What the exercise asks »
Scan each line of the records for the word "Debit" and extract the ones that have it.

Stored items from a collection
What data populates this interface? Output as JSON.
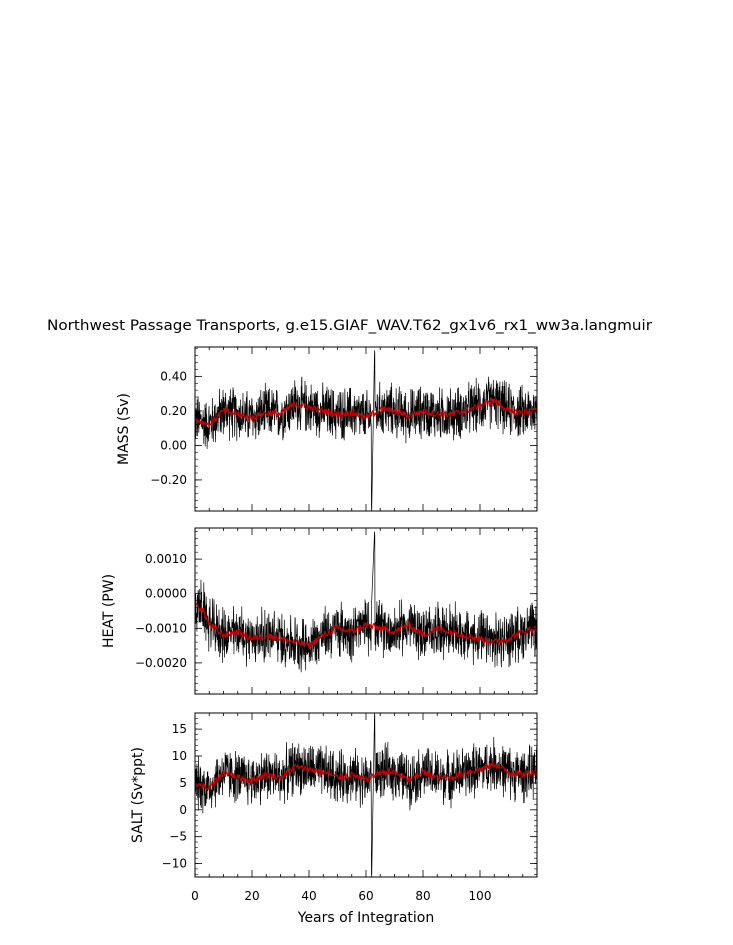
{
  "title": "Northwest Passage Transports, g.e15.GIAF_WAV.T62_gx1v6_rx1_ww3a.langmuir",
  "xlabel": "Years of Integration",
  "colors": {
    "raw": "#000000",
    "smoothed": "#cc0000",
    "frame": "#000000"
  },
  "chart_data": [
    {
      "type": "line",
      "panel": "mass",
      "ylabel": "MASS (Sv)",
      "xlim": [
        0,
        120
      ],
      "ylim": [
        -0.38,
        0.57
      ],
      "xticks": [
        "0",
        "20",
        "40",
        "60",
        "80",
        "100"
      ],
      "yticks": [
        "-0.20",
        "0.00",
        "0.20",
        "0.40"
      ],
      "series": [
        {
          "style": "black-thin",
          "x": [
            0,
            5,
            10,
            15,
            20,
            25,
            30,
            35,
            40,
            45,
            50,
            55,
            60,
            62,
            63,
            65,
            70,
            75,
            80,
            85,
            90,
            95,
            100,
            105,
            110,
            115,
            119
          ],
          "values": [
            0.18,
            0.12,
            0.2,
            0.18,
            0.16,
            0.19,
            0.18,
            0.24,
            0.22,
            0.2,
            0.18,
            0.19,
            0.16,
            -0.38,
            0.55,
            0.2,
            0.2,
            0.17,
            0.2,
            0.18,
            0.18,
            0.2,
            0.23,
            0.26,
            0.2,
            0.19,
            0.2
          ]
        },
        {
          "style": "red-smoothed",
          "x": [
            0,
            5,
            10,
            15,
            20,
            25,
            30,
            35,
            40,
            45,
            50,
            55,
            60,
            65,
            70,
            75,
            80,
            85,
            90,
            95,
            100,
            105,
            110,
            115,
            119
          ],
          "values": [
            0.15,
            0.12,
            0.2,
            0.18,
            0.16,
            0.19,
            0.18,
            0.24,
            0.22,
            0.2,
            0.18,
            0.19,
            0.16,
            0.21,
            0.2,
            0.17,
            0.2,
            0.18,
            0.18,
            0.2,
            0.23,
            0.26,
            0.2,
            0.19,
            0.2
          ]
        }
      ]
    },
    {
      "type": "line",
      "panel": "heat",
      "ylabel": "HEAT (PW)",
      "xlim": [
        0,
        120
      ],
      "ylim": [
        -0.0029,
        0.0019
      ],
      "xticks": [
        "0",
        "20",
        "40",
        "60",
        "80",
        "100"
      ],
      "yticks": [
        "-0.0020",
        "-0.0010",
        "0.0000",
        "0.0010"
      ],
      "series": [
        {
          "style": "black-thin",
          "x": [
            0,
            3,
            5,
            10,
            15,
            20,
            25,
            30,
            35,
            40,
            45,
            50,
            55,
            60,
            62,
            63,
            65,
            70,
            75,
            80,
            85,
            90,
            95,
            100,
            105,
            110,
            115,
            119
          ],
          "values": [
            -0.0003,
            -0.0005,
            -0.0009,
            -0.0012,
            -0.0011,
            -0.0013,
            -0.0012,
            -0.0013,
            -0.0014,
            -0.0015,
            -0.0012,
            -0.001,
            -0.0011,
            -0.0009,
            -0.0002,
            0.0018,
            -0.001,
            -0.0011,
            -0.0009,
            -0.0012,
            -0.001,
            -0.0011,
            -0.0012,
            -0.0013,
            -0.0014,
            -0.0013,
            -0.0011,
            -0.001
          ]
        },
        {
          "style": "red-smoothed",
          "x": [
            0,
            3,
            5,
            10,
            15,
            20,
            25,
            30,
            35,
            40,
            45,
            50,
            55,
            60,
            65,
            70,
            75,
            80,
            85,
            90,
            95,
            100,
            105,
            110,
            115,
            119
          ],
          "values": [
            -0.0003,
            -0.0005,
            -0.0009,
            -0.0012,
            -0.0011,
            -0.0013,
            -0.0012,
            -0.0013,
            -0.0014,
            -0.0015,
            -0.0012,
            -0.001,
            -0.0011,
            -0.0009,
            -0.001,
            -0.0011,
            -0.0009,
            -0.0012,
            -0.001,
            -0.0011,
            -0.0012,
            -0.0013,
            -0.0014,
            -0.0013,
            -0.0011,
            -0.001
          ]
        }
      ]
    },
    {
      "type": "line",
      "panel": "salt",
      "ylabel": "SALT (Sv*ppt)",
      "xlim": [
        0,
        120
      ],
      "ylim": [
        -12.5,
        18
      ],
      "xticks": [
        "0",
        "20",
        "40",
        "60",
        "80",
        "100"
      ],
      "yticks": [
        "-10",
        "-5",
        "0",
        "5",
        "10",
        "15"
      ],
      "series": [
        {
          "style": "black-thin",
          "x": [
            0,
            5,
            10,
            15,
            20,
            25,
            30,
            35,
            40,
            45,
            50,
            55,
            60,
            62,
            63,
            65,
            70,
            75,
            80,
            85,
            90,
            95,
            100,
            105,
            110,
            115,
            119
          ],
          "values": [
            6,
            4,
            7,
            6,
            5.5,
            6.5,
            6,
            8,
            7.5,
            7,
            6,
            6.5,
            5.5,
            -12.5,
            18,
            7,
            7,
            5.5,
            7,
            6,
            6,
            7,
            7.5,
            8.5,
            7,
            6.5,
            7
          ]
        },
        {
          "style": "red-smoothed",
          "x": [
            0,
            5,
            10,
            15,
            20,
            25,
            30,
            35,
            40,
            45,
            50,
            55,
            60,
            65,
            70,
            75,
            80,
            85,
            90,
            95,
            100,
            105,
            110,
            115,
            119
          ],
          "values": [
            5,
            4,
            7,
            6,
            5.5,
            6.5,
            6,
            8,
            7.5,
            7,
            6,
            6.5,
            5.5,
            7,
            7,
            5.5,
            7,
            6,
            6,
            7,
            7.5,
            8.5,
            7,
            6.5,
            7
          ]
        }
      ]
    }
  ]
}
* * *
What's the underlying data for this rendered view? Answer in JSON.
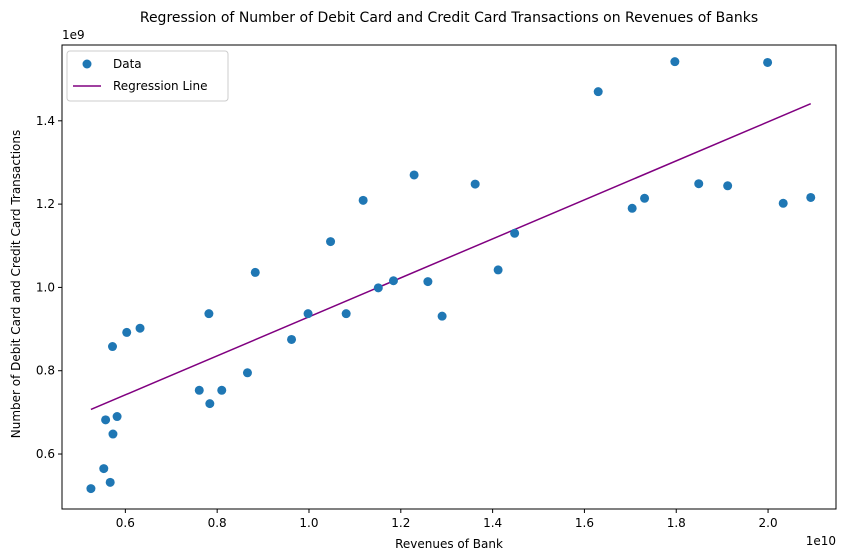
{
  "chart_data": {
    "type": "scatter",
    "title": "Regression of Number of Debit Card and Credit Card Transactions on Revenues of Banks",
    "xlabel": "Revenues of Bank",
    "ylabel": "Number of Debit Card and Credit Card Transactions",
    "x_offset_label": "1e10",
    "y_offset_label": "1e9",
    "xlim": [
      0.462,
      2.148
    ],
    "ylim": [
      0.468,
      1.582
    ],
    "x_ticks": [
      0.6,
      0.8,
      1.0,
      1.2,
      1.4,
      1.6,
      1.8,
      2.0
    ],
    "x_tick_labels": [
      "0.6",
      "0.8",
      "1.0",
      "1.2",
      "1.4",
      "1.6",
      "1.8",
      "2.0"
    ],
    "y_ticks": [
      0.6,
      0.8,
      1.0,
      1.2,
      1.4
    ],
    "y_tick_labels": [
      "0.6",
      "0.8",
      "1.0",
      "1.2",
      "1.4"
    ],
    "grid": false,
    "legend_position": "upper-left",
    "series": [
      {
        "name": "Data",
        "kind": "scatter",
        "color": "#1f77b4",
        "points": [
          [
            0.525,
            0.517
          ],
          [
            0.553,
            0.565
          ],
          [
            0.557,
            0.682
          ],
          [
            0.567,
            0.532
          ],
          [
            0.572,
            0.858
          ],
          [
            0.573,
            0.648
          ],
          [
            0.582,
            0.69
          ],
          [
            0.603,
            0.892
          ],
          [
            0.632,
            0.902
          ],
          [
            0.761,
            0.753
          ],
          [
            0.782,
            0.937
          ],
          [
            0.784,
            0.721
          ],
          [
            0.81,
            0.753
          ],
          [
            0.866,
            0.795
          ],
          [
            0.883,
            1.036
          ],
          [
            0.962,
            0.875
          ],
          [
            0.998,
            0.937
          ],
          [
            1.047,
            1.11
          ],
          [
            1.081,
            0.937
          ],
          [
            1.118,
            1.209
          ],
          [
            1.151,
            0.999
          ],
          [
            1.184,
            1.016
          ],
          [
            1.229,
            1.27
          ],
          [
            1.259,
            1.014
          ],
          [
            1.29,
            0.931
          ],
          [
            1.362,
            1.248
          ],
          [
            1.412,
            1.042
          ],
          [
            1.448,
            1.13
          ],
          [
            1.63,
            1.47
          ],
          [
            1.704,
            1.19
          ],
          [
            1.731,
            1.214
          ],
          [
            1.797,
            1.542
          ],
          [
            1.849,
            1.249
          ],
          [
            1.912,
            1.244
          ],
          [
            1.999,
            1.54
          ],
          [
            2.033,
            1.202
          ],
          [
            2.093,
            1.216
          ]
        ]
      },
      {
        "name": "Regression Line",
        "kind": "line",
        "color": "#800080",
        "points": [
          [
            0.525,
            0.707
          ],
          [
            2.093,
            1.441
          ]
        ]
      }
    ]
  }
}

Written response »
    "title": "Regression of Number of Debit Card and Credit Card Transactions on Revenues of Banks",
    "ylabel": "Number of Debit Card and Credit Card Transactions",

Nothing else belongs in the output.